*REQUIREMENTS*
Could you transcribe every record below exactly as written, leaving out any pictures?

*EXTRACTED MATERIAL*

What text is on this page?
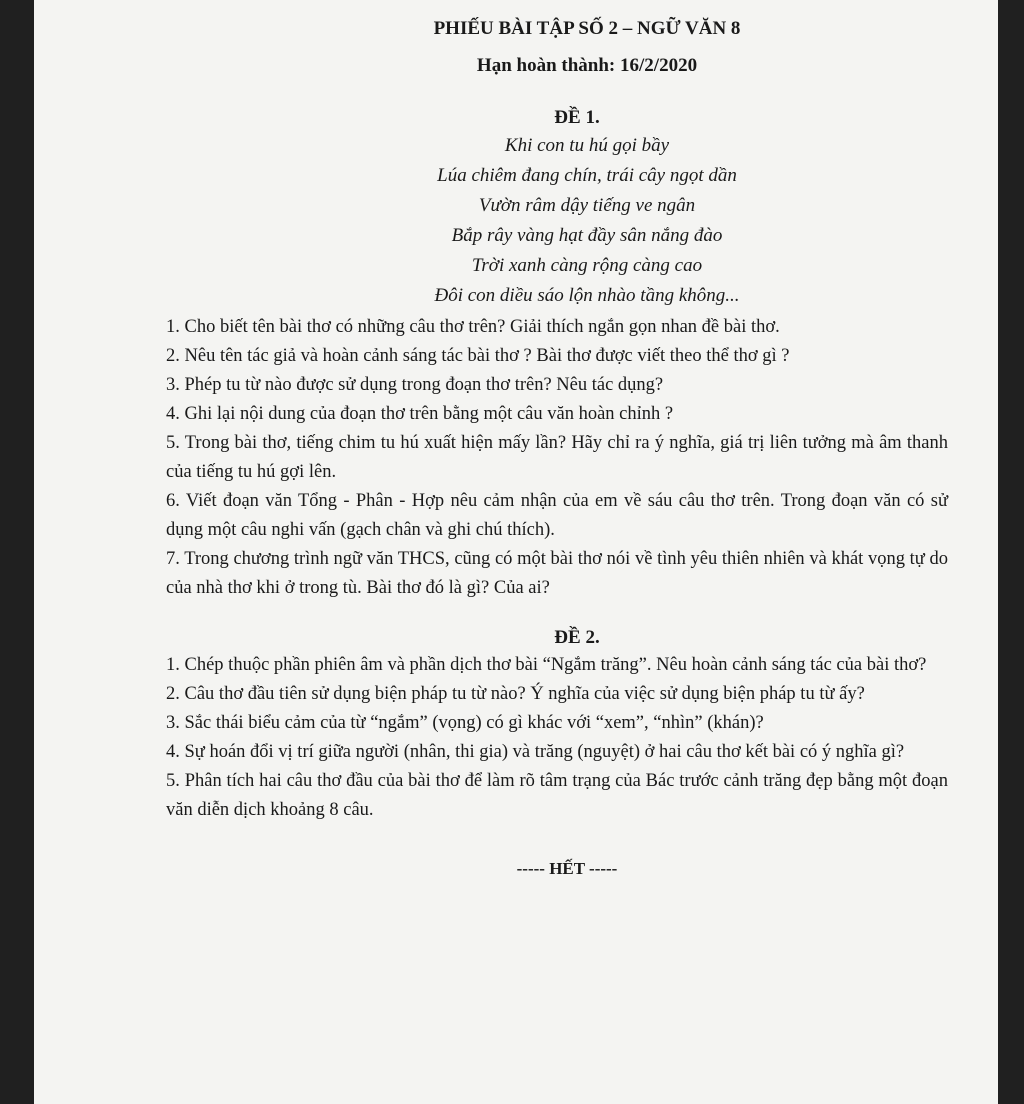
PHIẾU BÀI TẬP SỐ 2 – NGỮ VĂN 8
Hạn hoàn thành: 16/2/2020
ĐỀ 1.
Khi con tu hú gọi bầy
Lúa chiêm đang chín, trái cây ngọt dần
Vườn râm dậy tiếng ve ngân
Bắp rây vàng hạt đầy sân nắng đào
Trời xanh càng rộng càng cao
Đôi con diều sáo lộn nhào tầng không...
1. Cho biết tên bài thơ có những câu thơ trên? Giải thích ngắn gọn nhan đề bài thơ.
2. Nêu tên tác giả và hoàn cảnh sáng tác bài thơ ? Bài thơ được viết theo thể thơ gì ?
3. Phép tu từ nào được sử dụng trong đoạn thơ trên? Nêu tác dụng?
4. Ghi lại nội dung của đoạn thơ trên bằng một câu văn hoàn chỉnh ?
5. Trong bài thơ, tiếng chim tu hú xuất hiện mấy lần? Hãy chỉ ra ý nghĩa, giá trị liên tưởng mà âm thanh của tiếng tu hú gợi lên.
6. Viết đoạn văn Tổng - Phân - Hợp nêu cảm nhận của em về sáu câu thơ trên. Trong đoạn văn có sử dụng một câu nghi vấn (gạch chân và ghi chú thích).
7. Trong chương trình ngữ văn THCS, cũng có một bài thơ nói về tình yêu thiên nhiên và khát vọng tự do của nhà thơ khi ở trong tù. Bài thơ đó là gì? Của ai?
ĐỀ 2.
1. Chép thuộc phần phiên âm và phần dịch thơ bài “Ngắm trăng”. Nêu hoàn cảnh sáng tác của bài thơ?
2. Câu thơ đầu tiên sử dụng biện pháp tu từ nào? Ý nghĩa của việc sử dụng biện pháp tu từ ấy?
3. Sắc thái biểu cảm của từ “ngắm” (vọng) có gì khác với “xem”, “nhìn” (khán)?
4. Sự hoán đổi vị trí giữa người (nhân, thi gia) và trăng (nguyệt) ở hai câu thơ kết bài có ý nghĩa gì?
5. Phân tích hai câu thơ đầu của bài thơ để làm rõ tâm trạng của Bác trước cảnh trăng đẹp bằng một đoạn văn diễn dịch khoảng 8 câu.
----- HẾT -----
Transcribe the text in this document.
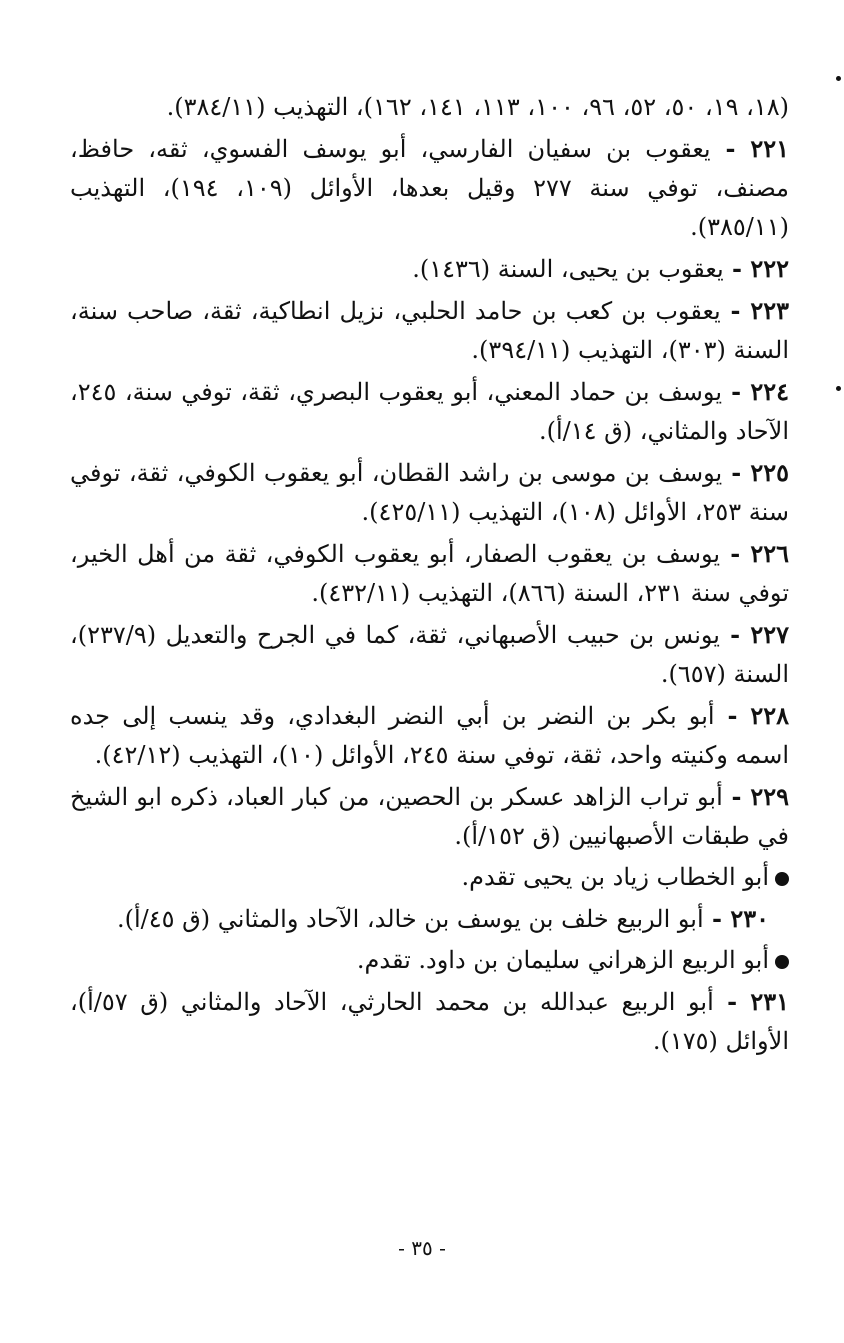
(١٨، ١٩، ٥٠، ٥٢، ٩٦، ١٠٠، ١١٣، ١٤١، ١٦٢)، التهذيب (٣٨٤/١١).

٢٢١ - يعقوب بن سفيان الفارسي، أبو يوسف الفسوي، ثقه، حافظ، مصنف، توفي سنة ٢٧٧ وقيل بعدها، الأوائل (١٠٩، ١٩٤)، التهذيب (٣٨٥/١١).

٢٢٢ - يعقوب بن يحيى، السنة (١٤٣٦).

٢٢٣ - يعقوب بن كعب بن حامد الحلبي، نزيل انطاكية، ثقة، صاحب سنة، السنة (٣٠٣)، التهذيب (٣٩٤/١١).

٢٢٤ - يوسف بن حماد المعني، أبو يعقوب البصري، ثقة، توفي سنة، ٢٤٥، الآحاد والمثاني، (ق ١٤/أ).

٢٢٥ - يوسف بن موسى بن راشد القطان، أبو يعقوب الكوفي، ثقة، توفي سنة ٢٥٣، الأوائل (١٠٨)، التهذيب (٤٢٥/١١).

٢٢٦ - يوسف بن يعقوب الصفار، أبو يعقوب الكوفي، ثقة من أهل الخير، توفي سنة ٢٣١، السنة (٨٦٦)، التهذيب (٤٣٢/١١).

٢٢٧ - يونس بن حبيب الأصبهاني، ثقة، كما في الجرح والتعديل (٢٣٧/٩)، السنة (٦٥٧).

٢٢٨ - أبو بكر بن النضر بن أبي النضر البغدادي، وقد ينسب إلى جده اسمه وكنيته واحد، ثقة، توفي سنة ٢٤٥، الأوائل (١٠)، التهذيب (٤٢/١٢).

٢٢٩ - أبو تراب الزاهد عسكر بن الحصين، من كبار العباد، ذكره ابو الشيخ في طبقات الأصبهانيين (ق ١٥٢/أ).

أبو الخطاب زياد بن يحيى تقدم.

٢٣٠ - أبو الربيع خلف بن يوسف بن خالد، الآحاد والمثاني (ق ٤٥/أ).

أبو الربيع الزهراني سليمان بن داود. تقدم.

٢٣١ - أبو الربيع عبدالله بن محمد الحارثي، الآحاد والمثاني (ق ٥٧/أ)، الأوائل (١٧٥).

- ٣٥ -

*EXERCISE ANSWER*
What text is on this page?
PHIẾU BÀI TẬP SỐ 2 – NGỮ VĂN 8
Hạn hoàn thành: 16/2/2020
ĐỀ 1.
Khi con tu hú gọi bầy
Lúa chiêm đang chín, trái cây ngọt dần
Vườn râm dậy tiếng ve ngân
Bắp rây vàng hạt đầy sân nắng đào
Trời xanh càng rộng càng cao
Đôi con diều sáo lộn nhào tầng không...
1. Cho biết tên bài thơ có những câu thơ trên? Giải thích ngắn gọn nhan đề bài thơ.
2. Nêu tên tác giả và hoàn cảnh sáng tác bài thơ ? Bài thơ được viết theo thể thơ gì ?
3. Phép tu từ nào được sử dụng trong đoạn thơ trên? Nêu tác dụng?
4. Ghi lại nội dung của đoạn thơ trên bằng một câu văn hoàn chỉnh ?
5. Trong bài thơ, tiếng chim tu hú xuất hiện mấy lần? Hãy chỉ ra ý nghĩa, giá trị liên tưởng mà âm thanh của tiếng tu hú gợi lên.
6. Viết đoạn văn Tổng - Phân - Hợp nêu cảm nhận của em về sáu câu thơ trên. Trong đoạn văn có sử dụng một câu nghi vấn (gạch chân và ghi chú thích).
7. Trong chương trình ngữ văn THCS, cũng có một bài thơ nói về tình yêu thiên nhiên và khát vọng tự do của nhà thơ khi ở trong tù. Bài thơ đó là gì? Của ai?
ĐỀ 2.
1. Chép thuộc phần phiên âm và phần dịch thơ bài “Ngắm trăng”. Nêu hoàn cảnh sáng tác của bài thơ?
2. Câu thơ đầu tiên sử dụng biện pháp tu từ nào? Ý nghĩa của việc sử dụng biện pháp tu từ ấy?
3. Sắc thái biểu cảm của từ “ngắm” (vọng) có gì khác với “xem”, “nhìn” (khán)?
4. Sự hoán đổi vị trí giữa người (nhân, thi gia) và trăng (nguyệt) ở hai câu thơ kết bài có ý nghĩa gì?
5. Phân tích hai câu thơ đầu của bài thơ để làm rõ tâm trạng của Bác trước cảnh trăng đẹp bằng một đoạn văn diễn dịch khoảng 8 câu.
----- HẾT -----
Transcribe the text in this document.
(١٨، ١٩، ٥٠، ٥٢، ٩٦، ١٠٠، ١١٣، ١٤١، ١٦٢)، التهذيب (٣٨٤/١١).

٢٢١ - يعقوب بن سفيان الفارسي، أبو يوسف الفسوي، ثقه، حافظ، مصنف، توفي سنة ٢٧٧ وقيل بعدها، الأوائل (١٠٩، ١٩٤)، التهذيب (٣٨٥/١١).

٢٢٢ - يعقوب بن يحيى، السنة (١٤٣٦).

٢٢٣ - يعقوب بن كعب بن حامد الحلبي، نزيل انطاكية، ثقة، صاحب سنة، السنة (٣٠٣)، التهذيب (٣٩٤/١١).

٢٢٤ - يوسف بن حماد المعني، أبو يعقوب البصري، ثقة، توفي سنة، ٢٤٥، الآحاد والمثاني، (ق ١٤/أ).

٢٢٥ - يوسف بن موسى بن راشد القطان، أبو يعقوب الكوفي، ثقة، توفي سنة ٢٥٣، الأوائل (١٠٨)، التهذيب (٤٢٥/١١).

٢٢٦ - يوسف بن يعقوب الصفار، أبو يعقوب الكوفي، ثقة من أهل الخير، توفي سنة ٢٣١، السنة (٨٦٦)، التهذيب (٤٣٢/١١).

٢٢٧ - يونس بن حبيب الأصبهاني، ثقة، كما في الجرح والتعديل (٢٣٧/٩)، السنة (٦٥٧).

٢٢٨ - أبو بكر بن النضر بن أبي النضر البغدادي، وقد ينسب إلى جده اسمه وكنيته واحد، ثقة، توفي سنة ٢٤٥، الأوائل (١٠)، التهذيب (٤٢/١٢).

٢٢٩ - أبو تراب الزاهد عسكر بن الحصين، من كبار العباد، ذكره ابو الشيخ في طبقات الأصبهانيين (ق ١٥٢/أ).

أبو الخطاب زياد بن يحيى تقدم.

٢٣٠ - أبو الربيع خلف بن يوسف بن خالد، الآحاد والمثاني (ق ٤٥/أ).

أبو الربيع الزهراني سليمان بن داود. تقدم.

٢٣١ - أبو الربيع عبدالله بن محمد الحارثي، الآحاد والمثاني (ق ٥٧/أ)، الأوائل (١٧٥).

- ٣٥ -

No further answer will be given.